▶ [WHAT YOU WILL DO] Omit the pictures and output every entry below exactly as written.

Extracted records:
┌──
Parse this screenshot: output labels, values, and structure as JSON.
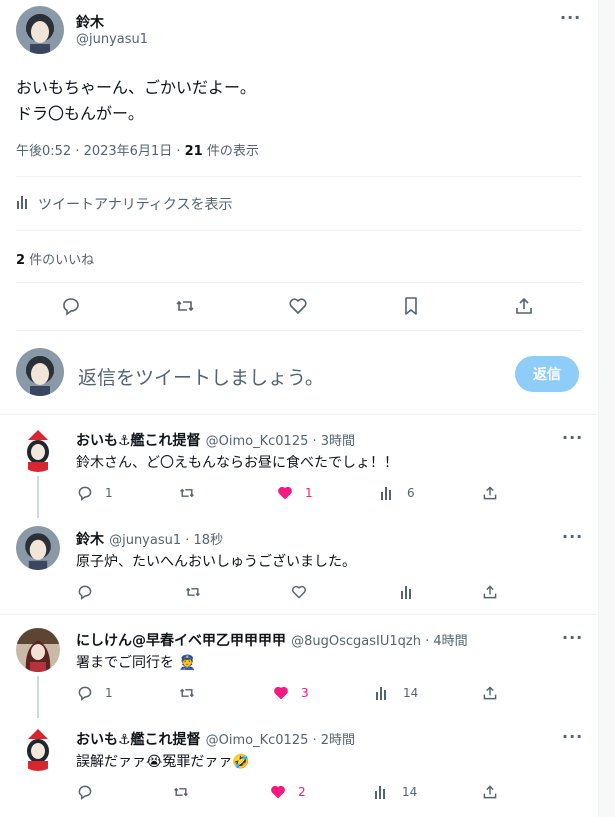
{
  "main": {
    "author": {
      "name": "鈴木",
      "handle": "@junyasu1"
    },
    "text_line1": "おいもちゃーん、ごかいだよー。",
    "text_line2": "ドラ〇もんがー。",
    "time": "午後0:52 · 2023年6月1日 · ",
    "views_count": "21",
    "views_label": " 件の表示",
    "analytics_label": "ツイートアナリティクスを表示",
    "likes_count": "2",
    "likes_label": " 件のいいね"
  },
  "composer": {
    "placeholder": "返信をツイートしましょう。",
    "button": "返信"
  },
  "replies": [
    {
      "name": "おいも⚓艦これ提督",
      "handle": "@Oimo_Kc0125 · 3時間",
      "text": "鈴木さん、ど〇えもんならお昼に食べたでしょ！！",
      "reply": "1",
      "retweet": "",
      "like": "1",
      "views": "6",
      "liked": true
    },
    {
      "name": "鈴木",
      "handle": "@junyasu1 · 18秒",
      "text": "原子炉、たいへんおいしゅうございました。",
      "reply": "",
      "retweet": "",
      "like": "",
      "views": "",
      "liked": false
    },
    {
      "name": "にしけん@早春イベ甲乙甲甲甲甲",
      "handle": "@8ugOscgasIU1qzh · 4時間",
      "text": "署までご同行を 👮",
      "reply": "1",
      "retweet": "",
      "like": "3",
      "views": "14",
      "liked": true
    },
    {
      "name": "おいも⚓艦これ提督",
      "handle": "@Oimo_Kc0125 · 2時間",
      "text": "誤解だァァ😭冤罪だァァ🤣",
      "reply": "",
      "retweet": "",
      "like": "2",
      "views": "14",
      "liked": true
    }
  ],
  "colors": {
    "accent": "#1d9bf0",
    "like": "#f91880",
    "button_disabled": "#8ecdf8"
  }
}
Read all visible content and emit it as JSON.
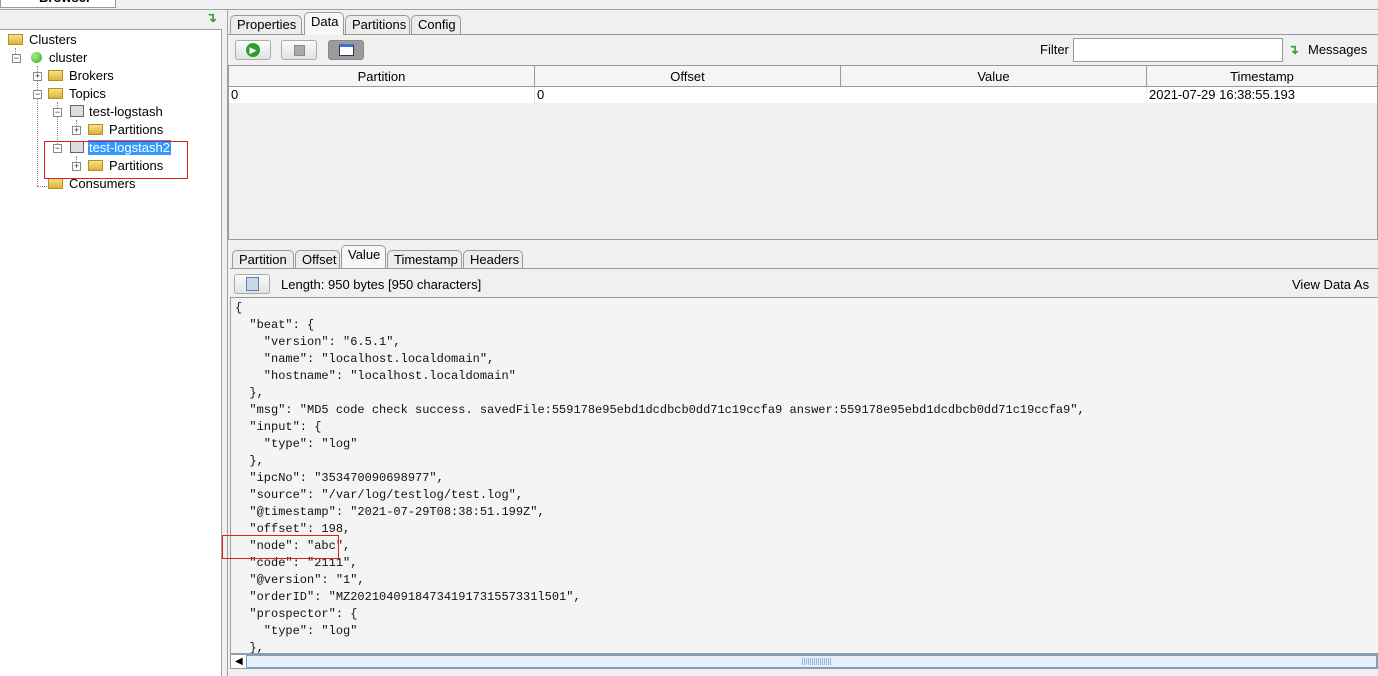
{
  "window": {
    "browser_tab": "Browser"
  },
  "tree": {
    "root": "Clusters",
    "cluster": "cluster",
    "brokers": "Brokers",
    "topics": "Topics",
    "topic1": "test-logstash",
    "topic1_partitions": "Partitions",
    "topic2": "test-logstash2",
    "topic2_partitions": "Partitions",
    "consumers": "Consumers"
  },
  "main_tabs": [
    {
      "label": "Properties"
    },
    {
      "label": "Data"
    },
    {
      "label": "Partitions"
    },
    {
      "label": "Config"
    }
  ],
  "active_main_tab": "Data",
  "toolbar": {
    "filter_label": "Filter",
    "filter_value": "",
    "messages_label": "Messages"
  },
  "table": {
    "columns": [
      "Partition",
      "Offset",
      "Value",
      "Timestamp"
    ],
    "rows": [
      [
        "0",
        "0",
        "{\"beat\":{\"version\":\"6.5.1\",\"name\":\"localhost.localdomai...",
        "2021-07-29 16:38:55.193"
      ]
    ]
  },
  "detail_tabs": [
    {
      "label": "Partition"
    },
    {
      "label": "Offset"
    },
    {
      "label": "Value"
    },
    {
      "label": "Timestamp"
    },
    {
      "label": "Headers"
    }
  ],
  "active_detail_tab": "Value",
  "detail": {
    "length_text": "Length: 950 bytes [950 characters]",
    "view_as": "View Data As"
  },
  "code_lines": [
    "{",
    "  \"beat\": {",
    "    \"version\": \"6.5.1\",",
    "    \"name\": \"localhost.localdomain\",",
    "    \"hostname\": \"localhost.localdomain\"",
    "  },",
    "  \"msg\": \"MD5 code check success. savedFile:559178e95ebd1dcdbcb0dd71c19ccfa9 answer:559178e95ebd1dcdbcb0dd71c19ccfa9\",",
    "  \"input\": {",
    "    \"type\": \"log\"",
    "  },",
    "  \"ipcNo\": \"353470090698977\",",
    "  \"source\": \"/var/log/testlog/test.log\",",
    "  \"@timestamp\": \"2021-07-29T08:38:51.199Z\",",
    "  \"offset\": 198,",
    "  \"node\": \"abc\",",
    "  \"code\": \"2111\",",
    "  \"@version\": \"1\",",
    "  \"orderID\": \"MZ20210409184734191731557331l501\",",
    "  \"prospector\": {",
    "    \"type\": \"log\"",
    "  },"
  ],
  "colors": {
    "selection": "#3399ff",
    "highlight_box": "#e02020"
  }
}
└──
▶ [PROBLEM SOLUTION]
Parse this screenshot: output labels, values, and structure as JSON.
{
  "main": {
    "author": {
      "name": "鈴木",
      "handle": "@junyasu1"
    },
    "text_line1": "おいもちゃーん、ごかいだよー。",
    "text_line2": "ドラ〇もんがー。",
    "time": "午後0:52 · 2023年6月1日 · ",
    "views_count": "21",
    "views_label": " 件の表示",
    "analytics_label": "ツイートアナリティクスを表示",
    "likes_count": "2",
    "likes_label": " 件のいいね"
  },
  "composer": {
    "placeholder": "返信をツイートしましょう。",
    "button": "返信"
  },
  "replies": [
    {
      "name": "おいも⚓艦これ提督",
      "handle": "@Oimo_Kc0125 · 3時間",
      "text": "鈴木さん、ど〇えもんならお昼に食べたでしょ！！",
      "reply": "1",
      "retweet": "",
      "like": "1",
      "views": "6",
      "liked": true
    },
    {
      "name": "鈴木",
      "handle": "@junyasu1 · 18秒",
      "text": "原子炉、たいへんおいしゅうございました。",
      "reply": "",
      "retweet": "",
      "like": "",
      "views": "",
      "liked": false
    },
    {
      "name": "にしけん@早春イベ甲乙甲甲甲甲",
      "handle": "@8ugOscgasIU1qzh · 4時間",
      "text": "署までご同行を 👮",
      "reply": "1",
      "retweet": "",
      "like": "3",
      "views": "14",
      "liked": true
    },
    {
      "name": "おいも⚓艦これ提督",
      "handle": "@Oimo_Kc0125 · 2時間",
      "text": "誤解だァァ😭冤罪だァァ🤣",
      "reply": "",
      "retweet": "",
      "like": "2",
      "views": "14",
      "liked": true
    }
  ],
  "colors": {
    "accent": "#1d9bf0",
    "like": "#f91880",
    "button_disabled": "#8ecdf8"
  }
}
Read all visible content and emit it as JSON.
{
  "window": {
    "browser_tab": "Browser"
  },
  "tree": {
    "root": "Clusters",
    "cluster": "cluster",
    "brokers": "Brokers",
    "topics": "Topics",
    "topic1": "test-logstash",
    "topic1_partitions": "Partitions",
    "topic2": "test-logstash2",
    "topic2_partitions": "Partitions",
    "consumers": "Consumers"
  },
  "main_tabs": [
    {
      "label": "Properties"
    },
    {
      "label": "Data"
    },
    {
      "label": "Partitions"
    },
    {
      "label": "Config"
    }
  ],
  "active_main_tab": "Data",
  "toolbar": {
    "filter_label": "Filter",
    "filter_value": "",
    "messages_label": "Messages"
  },
  "table": {
    "columns": [
      "Partition",
      "Offset",
      "Value",
      "Timestamp"
    ],
    "rows": [
      [
        "0",
        "0",
        "{\"beat\":{\"version\":\"6.5.1\",\"name\":\"localhost.localdomai...",
        "2021-07-29 16:38:55.193"
      ]
    ]
  },
  "detail_tabs": [
    {
      "label": "Partition"
    },
    {
      "label": "Offset"
    },
    {
      "label": "Value"
    },
    {
      "label": "Timestamp"
    },
    {
      "label": "Headers"
    }
  ],
  "active_detail_tab": "Value",
  "detail": {
    "length_text": "Length: 950 bytes [950 characters]",
    "view_as": "View Data As"
  },
  "code_lines": [
    "{",
    "  \"beat\": {",
    "    \"version\": \"6.5.1\",",
    "    \"name\": \"localhost.localdomain\",",
    "    \"hostname\": \"localhost.localdomain\"",
    "  },",
    "  \"msg\": \"MD5 code check success. savedFile:559178e95ebd1dcdbcb0dd71c19ccfa9 answer:559178e95ebd1dcdbcb0dd71c19ccfa9\",",
    "  \"input\": {",
    "    \"type\": \"log\"",
    "  },",
    "  \"ipcNo\": \"353470090698977\",",
    "  \"source\": \"/var/log/testlog/test.log\",",
    "  \"@timestamp\": \"2021-07-29T08:38:51.199Z\",",
    "  \"offset\": 198,",
    "  \"node\": \"abc\",",
    "  \"code\": \"2111\",",
    "  \"@version\": \"1\",",
    "  \"orderID\": \"MZ20210409184734191731557331l501\",",
    "  \"prospector\": {",
    "    \"type\": \"log\"",
    "  },"
  ],
  "colors": {
    "selection": "#3399ff",
    "highlight_box": "#e02020"
  }
}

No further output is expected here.